§ **Data records**:

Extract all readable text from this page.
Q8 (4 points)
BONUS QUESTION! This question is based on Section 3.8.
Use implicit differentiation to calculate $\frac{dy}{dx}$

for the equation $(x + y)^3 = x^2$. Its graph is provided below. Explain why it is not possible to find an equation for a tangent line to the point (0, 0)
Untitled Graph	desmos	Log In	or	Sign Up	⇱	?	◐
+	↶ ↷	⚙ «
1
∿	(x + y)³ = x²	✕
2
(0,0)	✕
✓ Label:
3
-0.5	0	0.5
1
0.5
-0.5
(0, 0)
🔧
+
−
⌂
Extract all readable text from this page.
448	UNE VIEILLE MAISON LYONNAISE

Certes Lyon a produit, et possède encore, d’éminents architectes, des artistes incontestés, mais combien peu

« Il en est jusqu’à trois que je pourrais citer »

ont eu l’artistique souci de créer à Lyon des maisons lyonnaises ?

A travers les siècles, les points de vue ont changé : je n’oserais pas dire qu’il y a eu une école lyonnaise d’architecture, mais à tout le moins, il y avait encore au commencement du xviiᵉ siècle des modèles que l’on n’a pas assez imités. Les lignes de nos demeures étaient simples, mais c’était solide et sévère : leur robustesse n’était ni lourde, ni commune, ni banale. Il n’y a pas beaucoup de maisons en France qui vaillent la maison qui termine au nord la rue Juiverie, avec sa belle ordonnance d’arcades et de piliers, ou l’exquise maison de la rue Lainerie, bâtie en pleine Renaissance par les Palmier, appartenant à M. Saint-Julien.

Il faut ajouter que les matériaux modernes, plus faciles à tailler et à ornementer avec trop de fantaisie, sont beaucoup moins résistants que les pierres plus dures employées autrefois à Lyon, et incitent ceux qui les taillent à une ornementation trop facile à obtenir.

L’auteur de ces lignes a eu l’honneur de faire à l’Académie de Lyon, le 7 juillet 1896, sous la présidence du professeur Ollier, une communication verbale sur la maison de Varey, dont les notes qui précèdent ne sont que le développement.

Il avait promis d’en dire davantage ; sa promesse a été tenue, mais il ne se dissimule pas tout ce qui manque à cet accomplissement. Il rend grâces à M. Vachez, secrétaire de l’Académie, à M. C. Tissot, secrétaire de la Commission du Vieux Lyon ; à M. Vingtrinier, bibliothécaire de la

§ **WHAT TO WORK ON**: Retype the listing above in full, with no alterations.

§ **WRITTEN REPLY**:
Extract all readable text from this page.
Q8 (4 points)
BONUS QUESTION! This question is based on Section 3.8.
Use implicit differentiation to calculate $\frac{dy}{dx}$

for the equation $(x + y)^3 = x^2$. Its graph is provided below. Explain why it is not possible to find an equation for a tangent line to the point (0, 0)
Untitled Graph	desmos	Log In	or	Sign Up	⇱	?	◐
+	↶ ↷	⚙ «
1
∿	(x + y)³ = x²	✕
2
(0,0)	✕
✓ Label:
3
-0.5	0	0.5
1
0.5
-0.5
(0, 0)
🔧
+
−
⌂
Extract all readable text from this page.
448	UNE VIEILLE MAISON LYONNAISE

Certes Lyon a produit, et possède encore, d’éminents architectes, des artistes incontestés, mais combien peu

« Il en est jusqu’à trois que je pourrais citer »

ont eu l’artistique souci de créer à Lyon des maisons lyonnaises ?

A travers les siècles, les points de vue ont changé : je n’oserais pas dire qu’il y a eu une école lyonnaise d’architecture, mais à tout le moins, il y avait encore au commencement du xviiᵉ siècle des modèles que l’on n’a pas assez imités. Les lignes de nos demeures étaient simples, mais c’était solide et sévère : leur robustesse n’était ni lourde, ni commune, ni banale. Il n’y a pas beaucoup de maisons en France qui vaillent la maison qui termine au nord la rue Juiverie, avec sa belle ordonnance d’arcades et de piliers, ou l’exquise maison de la rue Lainerie, bâtie en pleine Renaissance par les Palmier, appartenant à M. Saint-Julien.

Il faut ajouter que les matériaux modernes, plus faciles à tailler et à ornementer avec trop de fantaisie, sont beaucoup moins résistants que les pierres plus dures employées autrefois à Lyon, et incitent ceux qui les taillent à une ornementation trop facile à obtenir.

L’auteur de ces lignes a eu l’honneur de faire à l’Académie de Lyon, le 7 juillet 1896, sous la présidence du professeur Ollier, une communication verbale sur la maison de Varey, dont les notes qui précèdent ne sont que le développement.

Il avait promis d’en dire davantage ; sa promesse a été tenue, mais il ne se dissimule pas tout ce qui manque à cet accomplissement. Il rend grâces à M. Vachez, secrétaire de l’Académie, à M. C. Tissot, secrétaire de la Commission du Vieux Lyon ; à M. Vingtrinier, bibliothécaire de la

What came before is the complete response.